Written problem >> Gather every line of the entries that includes the word "сонорный".

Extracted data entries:
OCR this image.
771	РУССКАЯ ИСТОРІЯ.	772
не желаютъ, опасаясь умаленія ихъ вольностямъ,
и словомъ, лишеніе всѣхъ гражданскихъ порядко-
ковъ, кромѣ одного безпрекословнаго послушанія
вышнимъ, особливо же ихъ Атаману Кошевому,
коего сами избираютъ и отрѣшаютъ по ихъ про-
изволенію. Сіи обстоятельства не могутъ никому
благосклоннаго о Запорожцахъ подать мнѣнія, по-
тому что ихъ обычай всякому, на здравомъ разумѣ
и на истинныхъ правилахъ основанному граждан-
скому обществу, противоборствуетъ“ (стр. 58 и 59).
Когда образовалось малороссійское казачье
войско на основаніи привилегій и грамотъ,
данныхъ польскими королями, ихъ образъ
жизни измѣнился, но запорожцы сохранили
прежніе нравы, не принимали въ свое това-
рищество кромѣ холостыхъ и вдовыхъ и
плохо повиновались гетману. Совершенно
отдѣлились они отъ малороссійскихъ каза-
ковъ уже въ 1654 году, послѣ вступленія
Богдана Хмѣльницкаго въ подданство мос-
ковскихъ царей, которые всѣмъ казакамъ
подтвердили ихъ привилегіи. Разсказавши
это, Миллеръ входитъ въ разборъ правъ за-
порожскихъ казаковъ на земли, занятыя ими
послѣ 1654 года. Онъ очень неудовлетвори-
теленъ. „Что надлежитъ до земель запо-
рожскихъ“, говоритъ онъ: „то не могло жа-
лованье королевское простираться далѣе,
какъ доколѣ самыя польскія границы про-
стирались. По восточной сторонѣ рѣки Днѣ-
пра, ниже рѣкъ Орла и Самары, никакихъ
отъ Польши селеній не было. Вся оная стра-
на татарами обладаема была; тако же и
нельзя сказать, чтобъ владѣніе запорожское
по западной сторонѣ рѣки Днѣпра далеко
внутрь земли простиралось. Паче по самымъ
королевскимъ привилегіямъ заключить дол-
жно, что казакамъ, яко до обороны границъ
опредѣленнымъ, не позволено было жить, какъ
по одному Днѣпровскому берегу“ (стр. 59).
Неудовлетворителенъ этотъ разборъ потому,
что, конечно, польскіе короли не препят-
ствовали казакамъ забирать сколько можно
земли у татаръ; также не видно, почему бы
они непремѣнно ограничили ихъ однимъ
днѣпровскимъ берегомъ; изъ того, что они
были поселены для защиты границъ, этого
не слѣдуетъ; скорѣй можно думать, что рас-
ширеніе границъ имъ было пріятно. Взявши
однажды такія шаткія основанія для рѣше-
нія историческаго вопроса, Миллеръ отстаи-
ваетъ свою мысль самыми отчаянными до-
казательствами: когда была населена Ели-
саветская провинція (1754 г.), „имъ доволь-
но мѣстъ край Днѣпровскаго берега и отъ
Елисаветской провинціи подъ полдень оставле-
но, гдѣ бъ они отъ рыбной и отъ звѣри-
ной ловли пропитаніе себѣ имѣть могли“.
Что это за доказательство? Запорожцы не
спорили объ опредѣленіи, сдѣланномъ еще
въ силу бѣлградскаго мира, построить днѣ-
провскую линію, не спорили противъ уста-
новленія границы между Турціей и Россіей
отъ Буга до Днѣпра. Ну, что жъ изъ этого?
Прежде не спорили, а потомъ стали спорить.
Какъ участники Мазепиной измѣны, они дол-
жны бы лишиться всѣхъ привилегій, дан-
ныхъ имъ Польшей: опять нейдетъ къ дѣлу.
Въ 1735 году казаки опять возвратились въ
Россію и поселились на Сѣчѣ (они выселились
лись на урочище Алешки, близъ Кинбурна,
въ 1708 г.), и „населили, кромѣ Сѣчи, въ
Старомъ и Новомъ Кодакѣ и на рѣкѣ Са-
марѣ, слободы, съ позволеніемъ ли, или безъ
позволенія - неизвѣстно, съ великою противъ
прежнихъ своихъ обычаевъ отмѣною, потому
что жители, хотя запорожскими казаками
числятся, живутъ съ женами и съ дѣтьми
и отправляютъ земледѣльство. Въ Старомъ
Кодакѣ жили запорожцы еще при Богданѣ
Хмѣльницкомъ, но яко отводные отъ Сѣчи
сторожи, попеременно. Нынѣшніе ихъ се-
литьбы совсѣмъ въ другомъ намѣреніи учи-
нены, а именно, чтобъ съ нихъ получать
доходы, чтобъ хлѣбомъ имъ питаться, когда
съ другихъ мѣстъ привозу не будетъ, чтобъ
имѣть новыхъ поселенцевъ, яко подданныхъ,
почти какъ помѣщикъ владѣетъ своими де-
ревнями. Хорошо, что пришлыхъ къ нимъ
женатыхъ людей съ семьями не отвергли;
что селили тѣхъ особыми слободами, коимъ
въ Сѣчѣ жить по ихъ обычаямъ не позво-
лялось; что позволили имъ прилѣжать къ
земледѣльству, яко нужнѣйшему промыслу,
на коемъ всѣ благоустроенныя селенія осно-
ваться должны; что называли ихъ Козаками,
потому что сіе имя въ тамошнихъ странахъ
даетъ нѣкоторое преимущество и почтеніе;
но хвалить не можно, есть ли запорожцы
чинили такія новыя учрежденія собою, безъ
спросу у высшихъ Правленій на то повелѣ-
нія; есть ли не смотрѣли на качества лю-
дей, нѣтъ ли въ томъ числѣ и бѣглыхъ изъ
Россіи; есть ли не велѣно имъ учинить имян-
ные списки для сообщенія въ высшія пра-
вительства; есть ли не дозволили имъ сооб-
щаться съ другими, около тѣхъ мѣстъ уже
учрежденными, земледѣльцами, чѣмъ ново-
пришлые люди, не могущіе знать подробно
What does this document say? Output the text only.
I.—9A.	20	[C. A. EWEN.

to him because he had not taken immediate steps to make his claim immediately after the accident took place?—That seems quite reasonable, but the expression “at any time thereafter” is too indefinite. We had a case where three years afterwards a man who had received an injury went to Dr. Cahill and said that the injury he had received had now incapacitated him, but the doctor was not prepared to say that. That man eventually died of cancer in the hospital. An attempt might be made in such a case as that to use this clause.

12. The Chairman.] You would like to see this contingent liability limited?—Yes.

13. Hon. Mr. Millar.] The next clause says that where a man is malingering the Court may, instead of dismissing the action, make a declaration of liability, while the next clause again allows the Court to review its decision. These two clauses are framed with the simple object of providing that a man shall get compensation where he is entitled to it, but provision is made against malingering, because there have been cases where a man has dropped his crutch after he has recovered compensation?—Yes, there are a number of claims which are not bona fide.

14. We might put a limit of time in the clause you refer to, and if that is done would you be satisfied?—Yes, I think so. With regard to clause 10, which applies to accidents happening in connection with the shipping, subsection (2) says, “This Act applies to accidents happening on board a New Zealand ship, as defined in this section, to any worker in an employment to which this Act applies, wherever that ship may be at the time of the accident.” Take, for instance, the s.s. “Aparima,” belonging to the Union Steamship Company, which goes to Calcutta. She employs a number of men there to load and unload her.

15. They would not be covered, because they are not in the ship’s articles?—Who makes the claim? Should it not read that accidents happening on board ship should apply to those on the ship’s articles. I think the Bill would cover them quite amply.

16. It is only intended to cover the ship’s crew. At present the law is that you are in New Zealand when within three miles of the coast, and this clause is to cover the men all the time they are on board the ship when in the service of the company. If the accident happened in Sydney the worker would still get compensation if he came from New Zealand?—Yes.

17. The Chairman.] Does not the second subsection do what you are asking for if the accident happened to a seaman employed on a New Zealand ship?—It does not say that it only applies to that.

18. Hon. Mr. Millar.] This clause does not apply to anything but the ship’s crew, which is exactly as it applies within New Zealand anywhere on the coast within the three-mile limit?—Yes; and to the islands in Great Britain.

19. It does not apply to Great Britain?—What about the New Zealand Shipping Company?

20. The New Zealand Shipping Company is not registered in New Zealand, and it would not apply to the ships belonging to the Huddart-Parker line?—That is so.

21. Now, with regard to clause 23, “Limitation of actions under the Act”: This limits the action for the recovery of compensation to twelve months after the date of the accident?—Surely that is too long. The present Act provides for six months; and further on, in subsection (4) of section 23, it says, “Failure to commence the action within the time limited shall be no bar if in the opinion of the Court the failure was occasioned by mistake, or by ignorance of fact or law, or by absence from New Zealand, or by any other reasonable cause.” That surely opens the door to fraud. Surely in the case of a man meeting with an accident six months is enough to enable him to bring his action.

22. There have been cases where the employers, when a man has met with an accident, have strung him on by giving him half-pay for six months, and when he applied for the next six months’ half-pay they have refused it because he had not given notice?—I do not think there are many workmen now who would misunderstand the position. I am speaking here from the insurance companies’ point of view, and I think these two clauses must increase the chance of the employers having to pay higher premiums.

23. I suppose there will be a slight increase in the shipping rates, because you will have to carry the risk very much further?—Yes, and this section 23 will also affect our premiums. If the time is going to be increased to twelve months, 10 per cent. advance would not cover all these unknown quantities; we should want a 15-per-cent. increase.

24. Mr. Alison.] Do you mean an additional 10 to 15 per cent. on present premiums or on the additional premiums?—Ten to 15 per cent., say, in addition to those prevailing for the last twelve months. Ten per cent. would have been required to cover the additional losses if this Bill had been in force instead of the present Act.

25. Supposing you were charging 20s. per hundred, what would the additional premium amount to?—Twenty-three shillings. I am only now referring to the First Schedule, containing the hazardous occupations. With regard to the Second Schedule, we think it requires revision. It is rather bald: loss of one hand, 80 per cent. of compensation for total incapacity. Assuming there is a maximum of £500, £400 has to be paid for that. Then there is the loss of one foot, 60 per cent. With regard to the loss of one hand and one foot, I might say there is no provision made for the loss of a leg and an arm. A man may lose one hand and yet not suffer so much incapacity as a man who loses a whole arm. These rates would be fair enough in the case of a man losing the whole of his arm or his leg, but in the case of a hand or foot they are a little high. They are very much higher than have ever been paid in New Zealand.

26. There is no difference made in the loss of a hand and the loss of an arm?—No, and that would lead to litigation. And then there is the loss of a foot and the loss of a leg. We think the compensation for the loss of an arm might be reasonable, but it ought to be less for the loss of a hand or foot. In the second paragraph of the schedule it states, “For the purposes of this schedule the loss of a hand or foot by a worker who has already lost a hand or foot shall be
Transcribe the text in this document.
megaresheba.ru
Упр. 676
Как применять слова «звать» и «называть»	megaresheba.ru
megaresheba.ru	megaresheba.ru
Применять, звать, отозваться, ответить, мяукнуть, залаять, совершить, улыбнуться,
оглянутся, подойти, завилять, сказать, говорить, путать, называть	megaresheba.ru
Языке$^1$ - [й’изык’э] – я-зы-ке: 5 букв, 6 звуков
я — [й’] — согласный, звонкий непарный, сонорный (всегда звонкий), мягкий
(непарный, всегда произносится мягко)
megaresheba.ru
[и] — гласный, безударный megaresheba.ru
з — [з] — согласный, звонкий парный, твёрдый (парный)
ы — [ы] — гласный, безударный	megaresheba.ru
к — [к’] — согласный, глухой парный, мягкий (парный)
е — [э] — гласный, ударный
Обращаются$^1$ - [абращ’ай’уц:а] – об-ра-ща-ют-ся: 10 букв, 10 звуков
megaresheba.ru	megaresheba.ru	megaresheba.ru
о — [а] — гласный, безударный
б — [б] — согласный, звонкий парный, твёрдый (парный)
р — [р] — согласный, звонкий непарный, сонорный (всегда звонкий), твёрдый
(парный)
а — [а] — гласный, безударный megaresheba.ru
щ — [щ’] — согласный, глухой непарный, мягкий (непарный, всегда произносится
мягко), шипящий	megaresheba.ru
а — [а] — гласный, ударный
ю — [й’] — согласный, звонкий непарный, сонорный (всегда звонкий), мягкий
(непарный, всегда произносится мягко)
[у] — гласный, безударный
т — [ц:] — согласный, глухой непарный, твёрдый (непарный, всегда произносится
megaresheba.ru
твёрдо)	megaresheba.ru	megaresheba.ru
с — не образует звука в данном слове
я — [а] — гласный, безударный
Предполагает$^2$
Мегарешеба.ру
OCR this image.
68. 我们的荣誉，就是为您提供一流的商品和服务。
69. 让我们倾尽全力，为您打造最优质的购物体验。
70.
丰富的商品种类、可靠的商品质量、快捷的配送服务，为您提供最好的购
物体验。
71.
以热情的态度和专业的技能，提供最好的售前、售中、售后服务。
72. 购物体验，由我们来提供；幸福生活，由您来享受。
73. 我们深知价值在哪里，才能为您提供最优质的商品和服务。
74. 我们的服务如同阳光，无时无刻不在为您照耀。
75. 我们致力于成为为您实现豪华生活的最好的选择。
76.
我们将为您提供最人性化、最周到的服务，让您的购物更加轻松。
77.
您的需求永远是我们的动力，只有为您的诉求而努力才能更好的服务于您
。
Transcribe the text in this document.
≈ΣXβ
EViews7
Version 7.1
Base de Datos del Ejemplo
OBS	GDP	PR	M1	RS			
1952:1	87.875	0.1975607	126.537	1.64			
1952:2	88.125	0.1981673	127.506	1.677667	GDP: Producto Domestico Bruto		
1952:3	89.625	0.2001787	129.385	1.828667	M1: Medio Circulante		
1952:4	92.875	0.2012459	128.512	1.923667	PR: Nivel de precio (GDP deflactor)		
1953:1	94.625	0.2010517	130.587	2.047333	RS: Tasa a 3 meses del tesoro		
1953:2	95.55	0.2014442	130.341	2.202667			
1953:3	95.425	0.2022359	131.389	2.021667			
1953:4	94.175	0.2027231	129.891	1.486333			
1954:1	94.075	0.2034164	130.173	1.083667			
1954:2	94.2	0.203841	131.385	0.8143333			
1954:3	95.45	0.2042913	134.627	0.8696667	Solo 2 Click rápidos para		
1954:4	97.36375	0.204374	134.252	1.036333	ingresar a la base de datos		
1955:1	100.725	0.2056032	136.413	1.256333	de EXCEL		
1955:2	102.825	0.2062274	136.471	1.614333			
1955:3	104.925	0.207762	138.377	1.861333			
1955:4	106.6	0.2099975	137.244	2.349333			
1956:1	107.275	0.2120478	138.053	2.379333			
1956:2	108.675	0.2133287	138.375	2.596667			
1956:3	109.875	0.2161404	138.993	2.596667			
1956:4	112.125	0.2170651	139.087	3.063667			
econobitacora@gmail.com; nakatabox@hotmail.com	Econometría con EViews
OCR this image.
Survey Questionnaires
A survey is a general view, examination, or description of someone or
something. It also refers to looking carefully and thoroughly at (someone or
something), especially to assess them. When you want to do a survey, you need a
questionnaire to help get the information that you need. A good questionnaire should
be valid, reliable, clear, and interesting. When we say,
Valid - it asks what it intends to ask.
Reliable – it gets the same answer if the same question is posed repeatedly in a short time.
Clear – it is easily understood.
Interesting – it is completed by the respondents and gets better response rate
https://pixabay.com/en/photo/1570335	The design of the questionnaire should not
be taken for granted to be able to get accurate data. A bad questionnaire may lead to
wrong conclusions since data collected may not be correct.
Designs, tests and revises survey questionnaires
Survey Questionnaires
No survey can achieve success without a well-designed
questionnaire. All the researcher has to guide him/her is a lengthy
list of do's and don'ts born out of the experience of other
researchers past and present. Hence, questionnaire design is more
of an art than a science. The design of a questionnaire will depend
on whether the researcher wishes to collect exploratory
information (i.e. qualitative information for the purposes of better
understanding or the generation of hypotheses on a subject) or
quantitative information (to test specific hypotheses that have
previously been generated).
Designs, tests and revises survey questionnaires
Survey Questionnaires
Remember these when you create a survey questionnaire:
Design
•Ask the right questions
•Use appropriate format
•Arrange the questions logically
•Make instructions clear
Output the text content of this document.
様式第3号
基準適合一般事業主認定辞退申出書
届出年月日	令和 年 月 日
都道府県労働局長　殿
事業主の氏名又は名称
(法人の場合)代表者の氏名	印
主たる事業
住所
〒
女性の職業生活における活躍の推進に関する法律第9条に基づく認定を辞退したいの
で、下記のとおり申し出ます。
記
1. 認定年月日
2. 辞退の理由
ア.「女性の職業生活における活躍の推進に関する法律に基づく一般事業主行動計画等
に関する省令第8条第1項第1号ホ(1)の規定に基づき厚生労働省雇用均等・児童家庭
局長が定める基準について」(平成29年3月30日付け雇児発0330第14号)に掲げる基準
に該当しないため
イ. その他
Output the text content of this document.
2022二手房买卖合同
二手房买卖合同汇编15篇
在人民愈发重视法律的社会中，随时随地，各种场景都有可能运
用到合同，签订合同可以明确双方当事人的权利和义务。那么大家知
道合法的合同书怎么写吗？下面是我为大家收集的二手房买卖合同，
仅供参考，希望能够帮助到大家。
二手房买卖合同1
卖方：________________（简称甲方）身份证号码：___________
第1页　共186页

Written response >>
я — [й’] — согласный, звонкий непарный, сонорный (всегда звонкий), мягкий
р — [р] — согласный, звонкий непарный, сонорный (всегда звонкий), твёрдый
ю — [й’] — согласный, звонкий непарный, сонорный (всегда звонкий), мягкий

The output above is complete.